● **GIVEN INSTRUCTION**:
Write the records below out in full, character for character, with no pictures.

+ + + + + + +

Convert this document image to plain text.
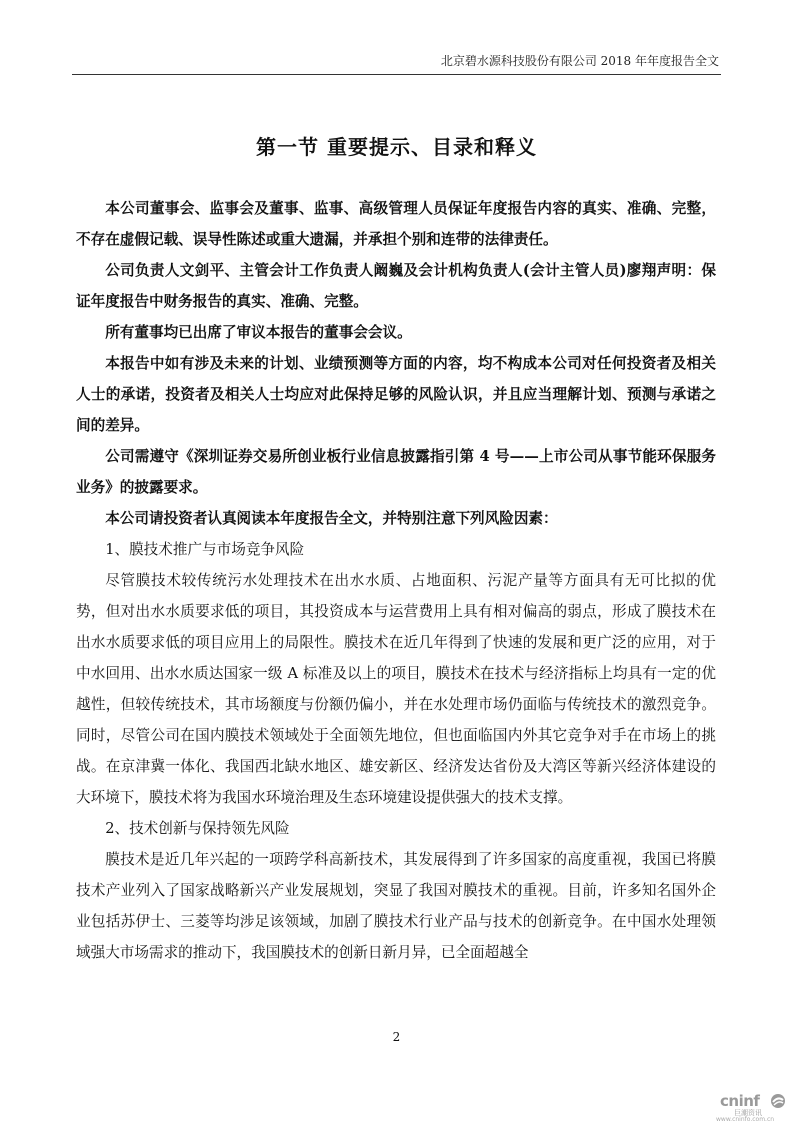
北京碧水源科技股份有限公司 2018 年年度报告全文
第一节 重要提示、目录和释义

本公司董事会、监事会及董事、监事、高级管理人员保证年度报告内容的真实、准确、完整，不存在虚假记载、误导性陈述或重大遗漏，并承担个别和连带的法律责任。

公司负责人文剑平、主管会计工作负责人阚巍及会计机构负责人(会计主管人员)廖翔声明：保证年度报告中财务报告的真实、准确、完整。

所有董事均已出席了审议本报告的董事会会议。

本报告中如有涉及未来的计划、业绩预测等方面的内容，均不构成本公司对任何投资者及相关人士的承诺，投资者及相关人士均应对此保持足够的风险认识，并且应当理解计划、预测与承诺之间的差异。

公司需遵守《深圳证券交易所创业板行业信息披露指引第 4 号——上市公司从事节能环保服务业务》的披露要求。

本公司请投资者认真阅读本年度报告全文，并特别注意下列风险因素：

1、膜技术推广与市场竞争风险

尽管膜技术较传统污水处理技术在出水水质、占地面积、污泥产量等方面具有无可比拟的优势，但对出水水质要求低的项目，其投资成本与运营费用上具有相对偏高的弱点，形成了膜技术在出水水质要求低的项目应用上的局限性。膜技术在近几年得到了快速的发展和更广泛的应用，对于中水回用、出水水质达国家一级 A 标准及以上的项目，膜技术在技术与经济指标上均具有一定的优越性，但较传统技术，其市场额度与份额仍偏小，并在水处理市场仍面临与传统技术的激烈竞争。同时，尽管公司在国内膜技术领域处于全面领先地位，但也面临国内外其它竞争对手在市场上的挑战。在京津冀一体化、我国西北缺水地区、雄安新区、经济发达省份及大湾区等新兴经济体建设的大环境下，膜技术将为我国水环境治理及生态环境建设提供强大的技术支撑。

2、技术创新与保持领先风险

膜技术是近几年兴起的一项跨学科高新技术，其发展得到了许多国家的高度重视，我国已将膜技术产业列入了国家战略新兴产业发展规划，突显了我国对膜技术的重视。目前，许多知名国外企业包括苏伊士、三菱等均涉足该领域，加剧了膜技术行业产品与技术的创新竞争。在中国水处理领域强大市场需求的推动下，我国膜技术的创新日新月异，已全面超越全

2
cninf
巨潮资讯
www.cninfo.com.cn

+ + + + + + +

● **THE OUTPUT**:
Convert this document image to plain text.
北京碧水源科技股份有限公司 2018 年年度报告全文
第一节 重要提示、目录和释义

本公司董事会、监事会及董事、监事、高级管理人员保证年度报告内容的真实、准确、完整，不存在虚假记载、误导性陈述或重大遗漏，并承担个别和连带的法律责任。

公司负责人文剑平、主管会计工作负责人阚巍及会计机构负责人(会计主管人员)廖翔声明：保证年度报告中财务报告的真实、准确、完整。

所有董事均已出席了审议本报告的董事会会议。

本报告中如有涉及未来的计划、业绩预测等方面的内容，均不构成本公司对任何投资者及相关人士的承诺，投资者及相关人士均应对此保持足够的风险认识，并且应当理解计划、预测与承诺之间的差异。

公司需遵守《深圳证券交易所创业板行业信息披露指引第 4 号——上市公司从事节能环保服务业务》的披露要求。

本公司请投资者认真阅读本年度报告全文，并特别注意下列风险因素：

1、膜技术推广与市场竞争风险

尽管膜技术较传统污水处理技术在出水水质、占地面积、污泥产量等方面具有无可比拟的优势，但对出水水质要求低的项目，其投资成本与运营费用上具有相对偏高的弱点，形成了膜技术在出水水质要求低的项目应用上的局限性。膜技术在近几年得到了快速的发展和更广泛的应用，对于中水回用、出水水质达国家一级 A 标准及以上的项目，膜技术在技术与经济指标上均具有一定的优越性，但较传统技术，其市场额度与份额仍偏小，并在水处理市场仍面临与传统技术的激烈竞争。同时，尽管公司在国内膜技术领域处于全面领先地位，但也面临国内外其它竞争对手在市场上的挑战。在京津冀一体化、我国西北缺水地区、雄安新区、经济发达省份及大湾区等新兴经济体建设的大环境下，膜技术将为我国水环境治理及生态环境建设提供强大的技术支撑。

2、技术创新与保持领先风险

膜技术是近几年兴起的一项跨学科高新技术，其发展得到了许多国家的高度重视，我国已将膜技术产业列入了国家战略新兴产业发展规划，突显了我国对膜技术的重视。目前，许多知名国外企业包括苏伊士、三菱等均涉足该领域，加剧了膜技术行业产品与技术的创新竞争。在中国水处理领域强大市场需求的推动下，我国膜技术的创新日新月异，已全面超越全

2
cninf
巨潮资讯
www.cninfo.com.cn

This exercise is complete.